Objective — Write the listing below out again exactly, dropping the images.

Records from a data collection:
-- Start --
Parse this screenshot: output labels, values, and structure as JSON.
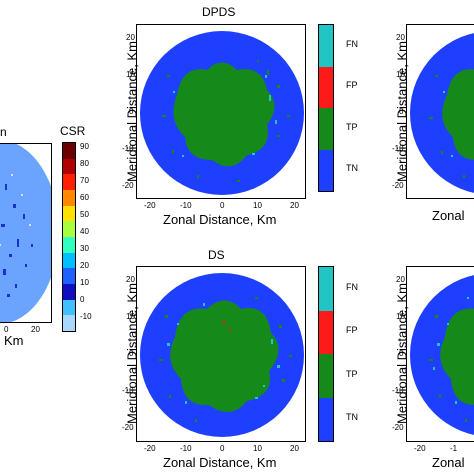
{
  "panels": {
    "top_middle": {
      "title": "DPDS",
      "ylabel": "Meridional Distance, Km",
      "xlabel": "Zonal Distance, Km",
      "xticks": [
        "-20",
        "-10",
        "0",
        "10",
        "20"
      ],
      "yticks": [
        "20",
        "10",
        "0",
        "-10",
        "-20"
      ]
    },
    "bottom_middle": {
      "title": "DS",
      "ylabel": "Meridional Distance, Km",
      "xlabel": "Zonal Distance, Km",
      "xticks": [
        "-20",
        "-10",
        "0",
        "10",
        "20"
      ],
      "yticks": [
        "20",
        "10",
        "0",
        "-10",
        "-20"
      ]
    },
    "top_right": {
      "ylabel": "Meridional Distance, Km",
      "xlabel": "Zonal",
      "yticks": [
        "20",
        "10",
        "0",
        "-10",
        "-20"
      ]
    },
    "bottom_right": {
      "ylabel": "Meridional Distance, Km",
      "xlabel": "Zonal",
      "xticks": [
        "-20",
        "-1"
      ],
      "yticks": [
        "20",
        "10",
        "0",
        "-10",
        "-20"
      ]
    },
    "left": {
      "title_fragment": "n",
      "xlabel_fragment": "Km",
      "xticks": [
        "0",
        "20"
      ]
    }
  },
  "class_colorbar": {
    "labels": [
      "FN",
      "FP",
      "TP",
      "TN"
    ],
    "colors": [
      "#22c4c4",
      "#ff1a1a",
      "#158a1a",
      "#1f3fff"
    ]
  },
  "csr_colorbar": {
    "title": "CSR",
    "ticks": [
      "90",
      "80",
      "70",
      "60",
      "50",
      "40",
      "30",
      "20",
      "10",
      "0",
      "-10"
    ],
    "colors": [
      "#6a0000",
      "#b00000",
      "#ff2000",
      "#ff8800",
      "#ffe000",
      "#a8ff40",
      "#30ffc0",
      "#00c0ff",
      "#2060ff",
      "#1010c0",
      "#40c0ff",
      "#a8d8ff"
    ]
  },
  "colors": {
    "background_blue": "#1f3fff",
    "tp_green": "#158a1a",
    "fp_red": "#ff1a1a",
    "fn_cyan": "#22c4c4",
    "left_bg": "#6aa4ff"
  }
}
-- End --
Task response —
Parse this screenshot: output labels, values, and structure as JSON.
{
  "panels": {
    "top_middle": {
      "title": "DPDS",
      "ylabel": "Meridional Distance, Km",
      "xlabel": "Zonal Distance, Km",
      "xticks": [
        "-20",
        "-10",
        "0",
        "10",
        "20"
      ],
      "yticks": [
        "20",
        "10",
        "0",
        "-10",
        "-20"
      ]
    },
    "bottom_middle": {
      "title": "DS",
      "ylabel": "Meridional Distance, Km",
      "xlabel": "Zonal Distance, Km",
      "xticks": [
        "-20",
        "-10",
        "0",
        "10",
        "20"
      ],
      "yticks": [
        "20",
        "10",
        "0",
        "-10",
        "-20"
      ]
    },
    "top_right": {
      "ylabel": "Meridional Distance, Km",
      "xlabel": "Zonal",
      "yticks": [
        "20",
        "10",
        "0",
        "-10",
        "-20"
      ]
    },
    "bottom_right": {
      "ylabel": "Meridional Distance, Km",
      "xlabel": "Zonal",
      "xticks": [
        "-20",
        "-1"
      ],
      "yticks": [
        "20",
        "10",
        "0",
        "-10",
        "-20"
      ]
    },
    "left": {
      "title_fragment": "n",
      "xlabel_fragment": "Km",
      "xticks": [
        "0",
        "20"
      ]
    }
  },
  "class_colorbar": {
    "labels": [
      "FN",
      "FP",
      "TP",
      "TN"
    ],
    "colors": [
      "#22c4c4",
      "#ff1a1a",
      "#158a1a",
      "#1f3fff"
    ]
  },
  "csr_colorbar": {
    "title": "CSR",
    "ticks": [
      "90",
      "80",
      "70",
      "60",
      "50",
      "40",
      "30",
      "20",
      "10",
      "0",
      "-10"
    ],
    "colors": [
      "#6a0000",
      "#b00000",
      "#ff2000",
      "#ff8800",
      "#ffe000",
      "#a8ff40",
      "#30ffc0",
      "#00c0ff",
      "#2060ff",
      "#1010c0",
      "#40c0ff",
      "#a8d8ff"
    ]
  },
  "colors": {
    "background_blue": "#1f3fff",
    "tp_green": "#158a1a",
    "fp_red": "#ff1a1a",
    "fn_cyan": "#22c4c4",
    "left_bg": "#6aa4ff"
  }
}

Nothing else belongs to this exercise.